Problem
Only the lines from the one containing "What does this" through the last line below should be written out, exactly and with both ends kept.

Dataset entries
** start **

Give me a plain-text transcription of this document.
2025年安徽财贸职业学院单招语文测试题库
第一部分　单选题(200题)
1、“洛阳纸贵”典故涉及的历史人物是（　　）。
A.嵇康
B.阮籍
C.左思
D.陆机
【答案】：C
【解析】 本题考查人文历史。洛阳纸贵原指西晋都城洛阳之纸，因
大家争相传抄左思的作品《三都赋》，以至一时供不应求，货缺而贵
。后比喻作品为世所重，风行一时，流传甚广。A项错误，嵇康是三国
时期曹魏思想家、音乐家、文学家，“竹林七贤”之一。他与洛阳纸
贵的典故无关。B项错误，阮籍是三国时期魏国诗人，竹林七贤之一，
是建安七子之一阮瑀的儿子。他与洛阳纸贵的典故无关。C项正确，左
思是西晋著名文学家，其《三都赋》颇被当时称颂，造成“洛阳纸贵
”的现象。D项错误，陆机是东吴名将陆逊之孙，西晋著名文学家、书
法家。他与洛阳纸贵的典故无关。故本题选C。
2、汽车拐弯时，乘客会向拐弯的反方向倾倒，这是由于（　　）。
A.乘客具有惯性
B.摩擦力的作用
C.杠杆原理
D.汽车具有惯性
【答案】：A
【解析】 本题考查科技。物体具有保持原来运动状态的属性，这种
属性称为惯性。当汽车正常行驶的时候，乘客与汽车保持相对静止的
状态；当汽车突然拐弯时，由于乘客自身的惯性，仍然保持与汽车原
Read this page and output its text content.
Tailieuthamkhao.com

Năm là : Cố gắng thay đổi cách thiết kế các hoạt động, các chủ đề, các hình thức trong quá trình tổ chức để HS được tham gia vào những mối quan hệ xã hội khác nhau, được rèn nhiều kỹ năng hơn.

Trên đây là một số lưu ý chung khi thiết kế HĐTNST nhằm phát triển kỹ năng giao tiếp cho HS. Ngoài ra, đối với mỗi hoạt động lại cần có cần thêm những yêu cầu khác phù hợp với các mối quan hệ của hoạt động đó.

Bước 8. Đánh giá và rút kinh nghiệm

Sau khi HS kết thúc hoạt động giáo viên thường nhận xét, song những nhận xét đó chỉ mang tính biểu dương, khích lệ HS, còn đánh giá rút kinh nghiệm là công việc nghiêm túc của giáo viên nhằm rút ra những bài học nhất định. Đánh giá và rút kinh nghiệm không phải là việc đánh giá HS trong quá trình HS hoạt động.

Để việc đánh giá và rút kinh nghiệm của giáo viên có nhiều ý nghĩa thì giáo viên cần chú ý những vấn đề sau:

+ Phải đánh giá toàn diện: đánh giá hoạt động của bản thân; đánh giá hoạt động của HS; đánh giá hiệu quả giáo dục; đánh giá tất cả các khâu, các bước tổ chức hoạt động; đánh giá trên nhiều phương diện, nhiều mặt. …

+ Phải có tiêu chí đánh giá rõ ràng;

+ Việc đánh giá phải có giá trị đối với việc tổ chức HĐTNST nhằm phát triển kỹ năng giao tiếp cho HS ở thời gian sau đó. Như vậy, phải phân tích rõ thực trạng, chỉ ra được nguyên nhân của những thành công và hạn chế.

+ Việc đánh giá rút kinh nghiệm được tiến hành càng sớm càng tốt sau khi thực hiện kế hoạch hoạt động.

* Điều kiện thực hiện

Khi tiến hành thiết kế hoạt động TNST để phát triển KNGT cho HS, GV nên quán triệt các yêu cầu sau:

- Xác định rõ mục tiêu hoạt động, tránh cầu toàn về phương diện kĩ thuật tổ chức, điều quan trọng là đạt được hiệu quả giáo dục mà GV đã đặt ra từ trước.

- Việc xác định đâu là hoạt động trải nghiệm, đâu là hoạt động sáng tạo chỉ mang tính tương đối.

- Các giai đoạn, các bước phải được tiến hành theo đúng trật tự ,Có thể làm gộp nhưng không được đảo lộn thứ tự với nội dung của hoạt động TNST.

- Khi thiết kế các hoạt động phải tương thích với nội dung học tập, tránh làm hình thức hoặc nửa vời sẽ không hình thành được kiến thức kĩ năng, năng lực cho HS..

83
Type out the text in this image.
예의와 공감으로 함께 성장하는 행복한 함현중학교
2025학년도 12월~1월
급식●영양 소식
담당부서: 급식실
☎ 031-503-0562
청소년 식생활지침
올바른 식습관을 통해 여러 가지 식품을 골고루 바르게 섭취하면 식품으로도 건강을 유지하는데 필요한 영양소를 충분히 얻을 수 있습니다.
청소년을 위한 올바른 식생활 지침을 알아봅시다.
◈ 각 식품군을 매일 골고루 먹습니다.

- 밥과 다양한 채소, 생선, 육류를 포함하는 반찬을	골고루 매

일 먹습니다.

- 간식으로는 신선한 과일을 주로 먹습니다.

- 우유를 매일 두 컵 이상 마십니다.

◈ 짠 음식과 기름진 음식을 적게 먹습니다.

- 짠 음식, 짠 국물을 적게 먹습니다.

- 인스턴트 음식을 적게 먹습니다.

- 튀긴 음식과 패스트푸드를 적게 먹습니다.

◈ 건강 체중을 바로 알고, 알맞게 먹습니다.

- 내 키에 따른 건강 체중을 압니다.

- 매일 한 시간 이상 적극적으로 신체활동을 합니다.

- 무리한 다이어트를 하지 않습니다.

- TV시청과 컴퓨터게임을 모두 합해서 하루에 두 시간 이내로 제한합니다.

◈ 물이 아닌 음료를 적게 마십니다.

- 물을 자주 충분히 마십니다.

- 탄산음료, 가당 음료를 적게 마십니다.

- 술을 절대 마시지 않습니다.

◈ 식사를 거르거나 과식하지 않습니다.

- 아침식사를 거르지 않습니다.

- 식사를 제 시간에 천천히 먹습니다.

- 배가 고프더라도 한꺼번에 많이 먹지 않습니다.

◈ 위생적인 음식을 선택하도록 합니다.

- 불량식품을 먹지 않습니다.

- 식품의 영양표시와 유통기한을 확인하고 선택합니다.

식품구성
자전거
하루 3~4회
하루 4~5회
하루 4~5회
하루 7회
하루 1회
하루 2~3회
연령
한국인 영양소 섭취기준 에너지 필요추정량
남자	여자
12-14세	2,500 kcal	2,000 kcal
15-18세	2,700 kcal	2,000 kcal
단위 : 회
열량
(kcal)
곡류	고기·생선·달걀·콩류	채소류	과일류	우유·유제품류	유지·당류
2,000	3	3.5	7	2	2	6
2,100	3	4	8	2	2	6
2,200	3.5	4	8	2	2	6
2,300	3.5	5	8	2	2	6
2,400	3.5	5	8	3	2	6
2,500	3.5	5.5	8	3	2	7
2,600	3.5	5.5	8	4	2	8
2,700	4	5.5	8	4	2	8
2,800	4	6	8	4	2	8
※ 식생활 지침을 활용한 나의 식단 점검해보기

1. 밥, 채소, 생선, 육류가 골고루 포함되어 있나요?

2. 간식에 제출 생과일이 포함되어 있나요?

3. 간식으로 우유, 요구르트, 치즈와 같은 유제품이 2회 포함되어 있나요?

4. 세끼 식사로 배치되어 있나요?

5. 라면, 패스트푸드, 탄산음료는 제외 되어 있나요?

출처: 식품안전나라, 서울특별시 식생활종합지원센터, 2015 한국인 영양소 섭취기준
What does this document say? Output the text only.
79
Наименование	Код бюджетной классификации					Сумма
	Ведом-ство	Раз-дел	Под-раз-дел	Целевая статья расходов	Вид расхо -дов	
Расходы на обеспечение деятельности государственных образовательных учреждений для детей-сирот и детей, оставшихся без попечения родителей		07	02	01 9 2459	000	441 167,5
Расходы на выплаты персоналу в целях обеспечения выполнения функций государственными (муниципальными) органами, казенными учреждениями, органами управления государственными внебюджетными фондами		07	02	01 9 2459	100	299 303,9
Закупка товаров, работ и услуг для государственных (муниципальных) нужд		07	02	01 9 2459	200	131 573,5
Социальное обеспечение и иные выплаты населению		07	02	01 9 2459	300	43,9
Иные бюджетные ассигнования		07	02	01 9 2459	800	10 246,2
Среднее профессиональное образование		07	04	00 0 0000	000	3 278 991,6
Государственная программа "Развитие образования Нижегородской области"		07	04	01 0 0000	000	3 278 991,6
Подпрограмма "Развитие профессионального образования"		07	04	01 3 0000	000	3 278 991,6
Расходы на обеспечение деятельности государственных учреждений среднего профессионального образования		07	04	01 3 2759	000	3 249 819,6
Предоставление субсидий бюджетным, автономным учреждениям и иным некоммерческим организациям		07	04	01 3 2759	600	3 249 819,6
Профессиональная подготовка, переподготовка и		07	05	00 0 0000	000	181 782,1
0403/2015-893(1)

** end **

Result of this exercise
What does this document say? Output the text only.
79
Наименование	Код бюджетной классификации					Сумма
	Ведом-ство	Раз-дел	Под-раз-дел	Целевая статья расходов	Вид расхо -дов	
Расходы на обеспечение деятельности государственных образовательных учреждений для детей-сирот и детей, оставшихся без попечения родителей		07	02	01 9 2459	000	441 167,5
Расходы на выплаты персоналу в целях обеспечения выполнения функций государственными (муниципальными) органами, казенными учреждениями, органами управления государственными внебюджетными фондами		07	02	01 9 2459	100	299 303,9
Закупка товаров, работ и услуг для государственных (муниципальных) нужд		07	02	01 9 2459	200	131 573,5
Социальное обеспечение и иные выплаты населению		07	02	01 9 2459	300	43,9
Иные бюджетные ассигнования		07	02	01 9 2459	800	10 246,2
Среднее профессиональное образование		07	04	00 0 0000	000	3 278 991,6
Государственная программа "Развитие образования Нижегородской области"		07	04	01 0 0000	000	3 278 991,6
Подпрограмма "Развитие профессионального образования"		07	04	01 3 0000	000	3 278 991,6
Расходы на обеспечение деятельности государственных учреждений среднего профессионального образования		07	04	01 3 2759	000	3 249 819,6
Предоставление субсидий бюджетным, автономным учреждениям и иным некоммерческим организациям		07	04	01 3 2759	600	3 249 819,6
Профессиональная подготовка, переподготовка и		07	05	00 0 0000	000	181 782,1
0403/2015-893(1)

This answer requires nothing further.